[Figure dataset records]

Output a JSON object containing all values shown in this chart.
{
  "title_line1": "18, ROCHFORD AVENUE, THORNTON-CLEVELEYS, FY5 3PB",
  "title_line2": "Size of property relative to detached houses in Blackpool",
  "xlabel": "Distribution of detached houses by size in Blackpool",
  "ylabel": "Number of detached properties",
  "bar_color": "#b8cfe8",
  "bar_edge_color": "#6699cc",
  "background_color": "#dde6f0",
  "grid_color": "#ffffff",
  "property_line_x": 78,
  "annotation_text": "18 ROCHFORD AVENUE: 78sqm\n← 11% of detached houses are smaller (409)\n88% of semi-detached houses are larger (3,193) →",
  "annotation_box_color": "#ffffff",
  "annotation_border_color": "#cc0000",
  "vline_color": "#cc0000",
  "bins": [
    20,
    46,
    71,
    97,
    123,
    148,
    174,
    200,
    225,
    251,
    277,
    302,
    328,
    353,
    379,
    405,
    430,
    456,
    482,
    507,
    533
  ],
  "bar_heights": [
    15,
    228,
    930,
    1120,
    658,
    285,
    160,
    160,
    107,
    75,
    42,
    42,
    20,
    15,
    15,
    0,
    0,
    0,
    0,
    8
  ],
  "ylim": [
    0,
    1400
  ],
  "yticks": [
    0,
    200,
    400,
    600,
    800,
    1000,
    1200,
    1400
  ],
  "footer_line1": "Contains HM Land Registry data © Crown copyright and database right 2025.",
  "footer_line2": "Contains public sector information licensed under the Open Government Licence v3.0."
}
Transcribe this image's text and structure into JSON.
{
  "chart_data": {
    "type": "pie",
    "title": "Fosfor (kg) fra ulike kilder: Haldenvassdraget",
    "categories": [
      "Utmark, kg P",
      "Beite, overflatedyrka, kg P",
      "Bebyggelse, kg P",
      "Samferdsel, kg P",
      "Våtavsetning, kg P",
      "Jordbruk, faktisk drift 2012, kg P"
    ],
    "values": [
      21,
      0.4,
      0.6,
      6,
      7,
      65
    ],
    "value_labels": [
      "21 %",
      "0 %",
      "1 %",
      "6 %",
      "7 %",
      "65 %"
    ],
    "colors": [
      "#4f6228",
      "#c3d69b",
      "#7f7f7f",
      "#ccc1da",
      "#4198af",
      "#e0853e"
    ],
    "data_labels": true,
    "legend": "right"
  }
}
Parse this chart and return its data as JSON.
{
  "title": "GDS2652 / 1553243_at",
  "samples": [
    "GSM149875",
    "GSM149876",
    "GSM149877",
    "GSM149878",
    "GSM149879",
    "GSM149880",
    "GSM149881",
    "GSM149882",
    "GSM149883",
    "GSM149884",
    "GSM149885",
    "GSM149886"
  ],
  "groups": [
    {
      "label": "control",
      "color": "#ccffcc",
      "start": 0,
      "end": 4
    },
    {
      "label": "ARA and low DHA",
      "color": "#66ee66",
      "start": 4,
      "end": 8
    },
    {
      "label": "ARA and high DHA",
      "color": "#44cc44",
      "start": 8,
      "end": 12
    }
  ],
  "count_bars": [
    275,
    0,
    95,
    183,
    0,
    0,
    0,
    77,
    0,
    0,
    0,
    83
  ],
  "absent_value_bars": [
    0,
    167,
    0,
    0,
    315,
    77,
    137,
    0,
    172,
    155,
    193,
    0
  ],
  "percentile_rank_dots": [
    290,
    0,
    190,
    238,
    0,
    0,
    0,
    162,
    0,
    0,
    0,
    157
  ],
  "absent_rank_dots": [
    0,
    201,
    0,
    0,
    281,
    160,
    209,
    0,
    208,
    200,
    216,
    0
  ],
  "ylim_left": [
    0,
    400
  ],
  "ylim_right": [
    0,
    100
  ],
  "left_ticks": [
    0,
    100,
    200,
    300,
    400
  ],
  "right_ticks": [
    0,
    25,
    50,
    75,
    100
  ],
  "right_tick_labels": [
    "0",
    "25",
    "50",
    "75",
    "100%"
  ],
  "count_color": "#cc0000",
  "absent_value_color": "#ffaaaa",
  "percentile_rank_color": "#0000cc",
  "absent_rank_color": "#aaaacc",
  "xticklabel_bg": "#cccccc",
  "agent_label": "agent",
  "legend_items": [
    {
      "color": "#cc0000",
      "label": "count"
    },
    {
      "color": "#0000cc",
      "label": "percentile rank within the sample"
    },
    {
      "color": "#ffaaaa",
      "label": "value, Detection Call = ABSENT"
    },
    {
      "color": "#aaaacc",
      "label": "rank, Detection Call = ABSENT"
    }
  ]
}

**What the task requires:**
Restate the whole listing exactly, leaving out nothing.

**Full answer:**
Output a JSON object containing all values shown in this chart.
{
  "title_line1": "18, ROCHFORD AVENUE, THORNTON-CLEVELEYS, FY5 3PB",
  "title_line2": "Size of property relative to detached houses in Blackpool",
  "xlabel": "Distribution of detached houses by size in Blackpool",
  "ylabel": "Number of detached properties",
  "bar_color": "#b8cfe8",
  "bar_edge_color": "#6699cc",
  "background_color": "#dde6f0",
  "grid_color": "#ffffff",
  "property_line_x": 78,
  "annotation_text": "18 ROCHFORD AVENUE: 78sqm\n← 11% of detached houses are smaller (409)\n88% of semi-detached houses are larger (3,193) →",
  "annotation_box_color": "#ffffff",
  "annotation_border_color": "#cc0000",
  "vline_color": "#cc0000",
  "bins": [
    20,
    46,
    71,
    97,
    123,
    148,
    174,
    200,
    225,
    251,
    277,
    302,
    328,
    353,
    379,
    405,
    430,
    456,
    482,
    507,
    533
  ],
  "bar_heights": [
    15,
    228,
    930,
    1120,
    658,
    285,
    160,
    160,
    107,
    75,
    42,
    42,
    20,
    15,
    15,
    0,
    0,
    0,
    0,
    8
  ],
  "ylim": [
    0,
    1400
  ],
  "yticks": [
    0,
    200,
    400,
    600,
    800,
    1000,
    1200,
    1400
  ],
  "footer_line1": "Contains HM Land Registry data © Crown copyright and database right 2025.",
  "footer_line2": "Contains public sector information licensed under the Open Government Licence v3.0."
}
Transcribe this image's text and structure into JSON.
{
  "chart_data": {
    "type": "pie",
    "title": "Fosfor (kg) fra ulike kilder: Haldenvassdraget",
    "categories": [
      "Utmark, kg P",
      "Beite, overflatedyrka, kg P",
      "Bebyggelse, kg P",
      "Samferdsel, kg P",
      "Våtavsetning, kg P",
      "Jordbruk, faktisk drift 2012, kg P"
    ],
    "values": [
      21,
      0.4,
      0.6,
      6,
      7,
      65
    ],
    "value_labels": [
      "21 %",
      "0 %",
      "1 %",
      "6 %",
      "7 %",
      "65 %"
    ],
    "colors": [
      "#4f6228",
      "#c3d69b",
      "#7f7f7f",
      "#ccc1da",
      "#4198af",
      "#e0853e"
    ],
    "data_labels": true,
    "legend": "right"
  }
}
Parse this chart and return its data as JSON.
{
  "title": "GDS2652 / 1553243_at",
  "samples": [
    "GSM149875",
    "GSM149876",
    "GSM149877",
    "GSM149878",
    "GSM149879",
    "GSM149880",
    "GSM149881",
    "GSM149882",
    "GSM149883",
    "GSM149884",
    "GSM149885",
    "GSM149886"
  ],
  "groups": [
    {
      "label": "control",
      "color": "#ccffcc",
      "start": 0,
      "end": 4
    },
    {
      "label": "ARA and low DHA",
      "color": "#66ee66",
      "start": 4,
      "end": 8
    },
    {
      "label": "ARA and high DHA",
      "color": "#44cc44",
      "start": 8,
      "end": 12
    }
  ],
  "count_bars": [
    275,
    0,
    95,
    183,
    0,
    0,
    0,
    77,
    0,
    0,
    0,
    83
  ],
  "absent_value_bars": [
    0,
    167,
    0,
    0,
    315,
    77,
    137,
    0,
    172,
    155,
    193,
    0
  ],
  "percentile_rank_dots": [
    290,
    0,
    190,
    238,
    0,
    0,
    0,
    162,
    0,
    0,
    0,
    157
  ],
  "absent_rank_dots": [
    0,
    201,
    0,
    0,
    281,
    160,
    209,
    0,
    208,
    200,
    216,
    0
  ],
  "ylim_left": [
    0,
    400
  ],
  "ylim_right": [
    0,
    100
  ],
  "left_ticks": [
    0,
    100,
    200,
    300,
    400
  ],
  "right_ticks": [
    0,
    25,
    50,
    75,
    100
  ],
  "right_tick_labels": [
    "0",
    "25",
    "50",
    "75",
    "100%"
  ],
  "count_color": "#cc0000",
  "absent_value_color": "#ffaaaa",
  "percentile_rank_color": "#0000cc",
  "absent_rank_color": "#aaaacc",
  "xticklabel_bg": "#cccccc",
  "agent_label": "agent",
  "legend_items": [
    {
      "color": "#cc0000",
      "label": "count"
    },
    {
      "color": "#0000cc",
      "label": "percentile rank within the sample"
    },
    {
      "color": "#ffaaaa",
      "label": "value, Detection Call = ABSENT"
    },
    {
      "color": "#aaaacc",
      "label": "rank, Detection Call = ABSENT"
    }
  ]
}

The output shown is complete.